(Items listed in a dataset)

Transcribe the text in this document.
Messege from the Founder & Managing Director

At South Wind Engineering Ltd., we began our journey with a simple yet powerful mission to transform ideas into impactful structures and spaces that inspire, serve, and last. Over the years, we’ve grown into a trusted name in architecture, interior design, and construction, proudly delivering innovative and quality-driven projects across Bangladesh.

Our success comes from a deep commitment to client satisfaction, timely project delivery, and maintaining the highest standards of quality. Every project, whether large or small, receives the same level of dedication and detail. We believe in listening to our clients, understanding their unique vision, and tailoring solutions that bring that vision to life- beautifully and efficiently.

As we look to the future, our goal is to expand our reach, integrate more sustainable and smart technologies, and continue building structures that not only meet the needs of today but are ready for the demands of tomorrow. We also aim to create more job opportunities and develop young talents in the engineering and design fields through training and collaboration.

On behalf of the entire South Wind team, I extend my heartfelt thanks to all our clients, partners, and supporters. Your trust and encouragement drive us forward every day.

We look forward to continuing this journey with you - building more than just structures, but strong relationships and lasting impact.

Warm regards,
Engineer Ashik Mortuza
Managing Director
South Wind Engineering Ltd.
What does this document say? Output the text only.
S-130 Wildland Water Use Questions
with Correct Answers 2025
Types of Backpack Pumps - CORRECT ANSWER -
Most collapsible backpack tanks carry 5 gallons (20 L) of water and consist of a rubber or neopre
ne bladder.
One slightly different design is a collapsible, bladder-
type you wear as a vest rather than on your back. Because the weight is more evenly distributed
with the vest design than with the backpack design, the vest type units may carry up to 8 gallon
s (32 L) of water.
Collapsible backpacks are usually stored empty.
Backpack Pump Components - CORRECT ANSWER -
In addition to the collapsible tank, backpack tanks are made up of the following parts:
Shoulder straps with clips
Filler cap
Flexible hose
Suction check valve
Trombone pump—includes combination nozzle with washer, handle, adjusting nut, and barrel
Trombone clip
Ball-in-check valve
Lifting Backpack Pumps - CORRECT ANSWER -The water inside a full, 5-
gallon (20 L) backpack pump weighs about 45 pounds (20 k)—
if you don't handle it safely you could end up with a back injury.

--

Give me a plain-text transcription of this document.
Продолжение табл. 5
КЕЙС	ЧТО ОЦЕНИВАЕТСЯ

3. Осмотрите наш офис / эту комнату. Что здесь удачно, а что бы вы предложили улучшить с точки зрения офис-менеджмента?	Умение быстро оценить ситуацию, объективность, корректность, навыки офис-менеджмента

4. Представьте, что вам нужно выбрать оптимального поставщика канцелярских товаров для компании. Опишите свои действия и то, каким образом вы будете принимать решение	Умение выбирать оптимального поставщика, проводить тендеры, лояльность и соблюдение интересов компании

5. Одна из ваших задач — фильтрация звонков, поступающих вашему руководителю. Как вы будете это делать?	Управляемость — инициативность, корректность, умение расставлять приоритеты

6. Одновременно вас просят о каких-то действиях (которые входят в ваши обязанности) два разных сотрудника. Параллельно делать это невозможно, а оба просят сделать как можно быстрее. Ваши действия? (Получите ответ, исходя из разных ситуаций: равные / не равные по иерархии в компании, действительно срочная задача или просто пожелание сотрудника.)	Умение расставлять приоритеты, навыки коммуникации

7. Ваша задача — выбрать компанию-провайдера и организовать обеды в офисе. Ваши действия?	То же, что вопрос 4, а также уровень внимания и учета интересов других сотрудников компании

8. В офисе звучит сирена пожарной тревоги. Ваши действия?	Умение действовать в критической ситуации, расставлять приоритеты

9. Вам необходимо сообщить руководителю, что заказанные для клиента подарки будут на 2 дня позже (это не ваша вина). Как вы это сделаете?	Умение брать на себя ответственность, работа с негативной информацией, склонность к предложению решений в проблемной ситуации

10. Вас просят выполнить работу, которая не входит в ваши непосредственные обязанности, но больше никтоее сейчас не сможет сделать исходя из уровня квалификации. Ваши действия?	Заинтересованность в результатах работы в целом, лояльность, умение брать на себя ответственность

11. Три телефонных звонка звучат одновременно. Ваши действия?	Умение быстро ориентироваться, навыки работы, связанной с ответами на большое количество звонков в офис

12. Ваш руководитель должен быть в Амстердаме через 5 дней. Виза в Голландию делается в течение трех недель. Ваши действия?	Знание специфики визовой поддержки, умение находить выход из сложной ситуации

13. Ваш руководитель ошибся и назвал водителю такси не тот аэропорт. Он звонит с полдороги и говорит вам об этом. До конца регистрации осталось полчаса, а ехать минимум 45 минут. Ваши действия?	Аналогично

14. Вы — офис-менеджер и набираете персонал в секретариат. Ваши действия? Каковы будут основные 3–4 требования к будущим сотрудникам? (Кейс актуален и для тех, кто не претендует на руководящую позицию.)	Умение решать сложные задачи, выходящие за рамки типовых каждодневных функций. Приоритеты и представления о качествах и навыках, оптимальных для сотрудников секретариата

--

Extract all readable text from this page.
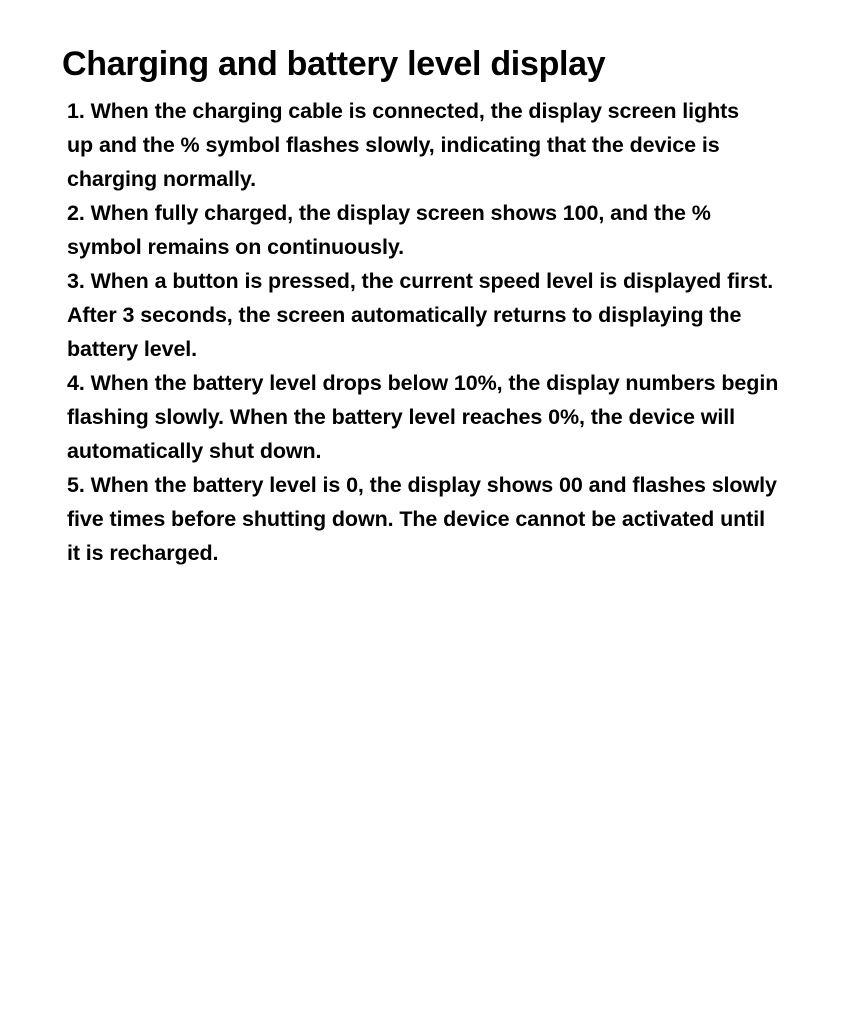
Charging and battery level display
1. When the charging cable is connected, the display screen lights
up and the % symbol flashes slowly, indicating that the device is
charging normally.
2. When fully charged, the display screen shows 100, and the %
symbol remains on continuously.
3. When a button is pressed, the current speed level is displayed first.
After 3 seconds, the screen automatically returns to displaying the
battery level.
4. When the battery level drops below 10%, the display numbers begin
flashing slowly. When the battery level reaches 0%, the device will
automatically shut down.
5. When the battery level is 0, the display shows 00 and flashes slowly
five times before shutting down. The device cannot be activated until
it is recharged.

What you are asked to do ▸ Locate the string "screen" in the listing above and copy every line where it occurs.

Response ▸
1. When the charging cable is connected, the display screen lights
2. When fully charged, the display screen shows 100, and the %
After 3 seconds, the screen automatically returns to displaying the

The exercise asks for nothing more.